Stored data
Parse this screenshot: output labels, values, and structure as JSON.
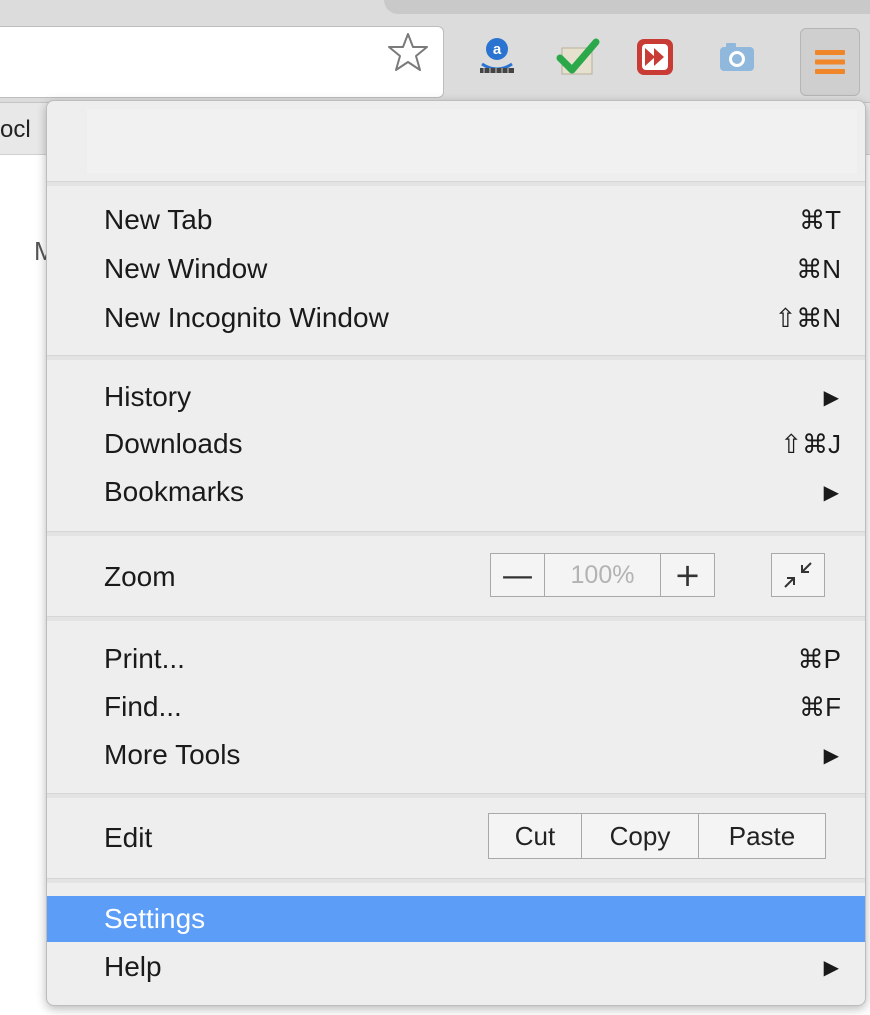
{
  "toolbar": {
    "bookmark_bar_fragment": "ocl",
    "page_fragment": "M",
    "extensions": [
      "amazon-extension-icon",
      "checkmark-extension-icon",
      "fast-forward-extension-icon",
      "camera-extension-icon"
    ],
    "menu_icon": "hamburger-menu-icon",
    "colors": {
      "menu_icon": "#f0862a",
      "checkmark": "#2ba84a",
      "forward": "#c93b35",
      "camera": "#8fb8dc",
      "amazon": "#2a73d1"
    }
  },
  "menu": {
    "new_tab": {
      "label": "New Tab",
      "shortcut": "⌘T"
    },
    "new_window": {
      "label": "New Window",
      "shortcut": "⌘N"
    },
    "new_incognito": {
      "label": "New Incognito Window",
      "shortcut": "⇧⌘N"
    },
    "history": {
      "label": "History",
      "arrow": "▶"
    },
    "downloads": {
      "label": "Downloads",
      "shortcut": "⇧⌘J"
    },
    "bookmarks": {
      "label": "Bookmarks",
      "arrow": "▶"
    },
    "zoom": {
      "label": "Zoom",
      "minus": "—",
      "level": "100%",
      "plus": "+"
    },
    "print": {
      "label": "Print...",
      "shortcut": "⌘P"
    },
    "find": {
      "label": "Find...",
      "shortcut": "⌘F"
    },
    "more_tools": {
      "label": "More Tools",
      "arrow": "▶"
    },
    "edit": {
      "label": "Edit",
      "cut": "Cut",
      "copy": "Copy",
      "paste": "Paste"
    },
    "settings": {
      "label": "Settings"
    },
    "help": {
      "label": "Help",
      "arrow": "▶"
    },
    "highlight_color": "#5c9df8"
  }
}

◆ **PROBLEM STATEMENT**: Repeat each line of the records above exactly, but do not copy the pictures.

◆ **FULL OUTPUT**:
Parse this screenshot: output labels, values, and structure as JSON.
{
  "toolbar": {
    "bookmark_bar_fragment": "ocl",
    "page_fragment": "M",
    "extensions": [
      "amazon-extension-icon",
      "checkmark-extension-icon",
      "fast-forward-extension-icon",
      "camera-extension-icon"
    ],
    "menu_icon": "hamburger-menu-icon",
    "colors": {
      "menu_icon": "#f0862a",
      "checkmark": "#2ba84a",
      "forward": "#c93b35",
      "camera": "#8fb8dc",
      "amazon": "#2a73d1"
    }
  },
  "menu": {
    "new_tab": {
      "label": "New Tab",
      "shortcut": "⌘T"
    },
    "new_window": {
      "label": "New Window",
      "shortcut": "⌘N"
    },
    "new_incognito": {
      "label": "New Incognito Window",
      "shortcut": "⇧⌘N"
    },
    "history": {
      "label": "History",
      "arrow": "▶"
    },
    "downloads": {
      "label": "Downloads",
      "shortcut": "⇧⌘J"
    },
    "bookmarks": {
      "label": "Bookmarks",
      "arrow": "▶"
    },
    "zoom": {
      "label": "Zoom",
      "minus": "—",
      "level": "100%",
      "plus": "+"
    },
    "print": {
      "label": "Print...",
      "shortcut": "⌘P"
    },
    "find": {
      "label": "Find...",
      "shortcut": "⌘F"
    },
    "more_tools": {
      "label": "More Tools",
      "arrow": "▶"
    },
    "edit": {
      "label": "Edit",
      "cut": "Cut",
      "copy": "Copy",
      "paste": "Paste"
    },
    "settings": {
      "label": "Settings"
    },
    "help": {
      "label": "Help",
      "arrow": "▶"
    },
    "highlight_color": "#5c9df8"
  }
}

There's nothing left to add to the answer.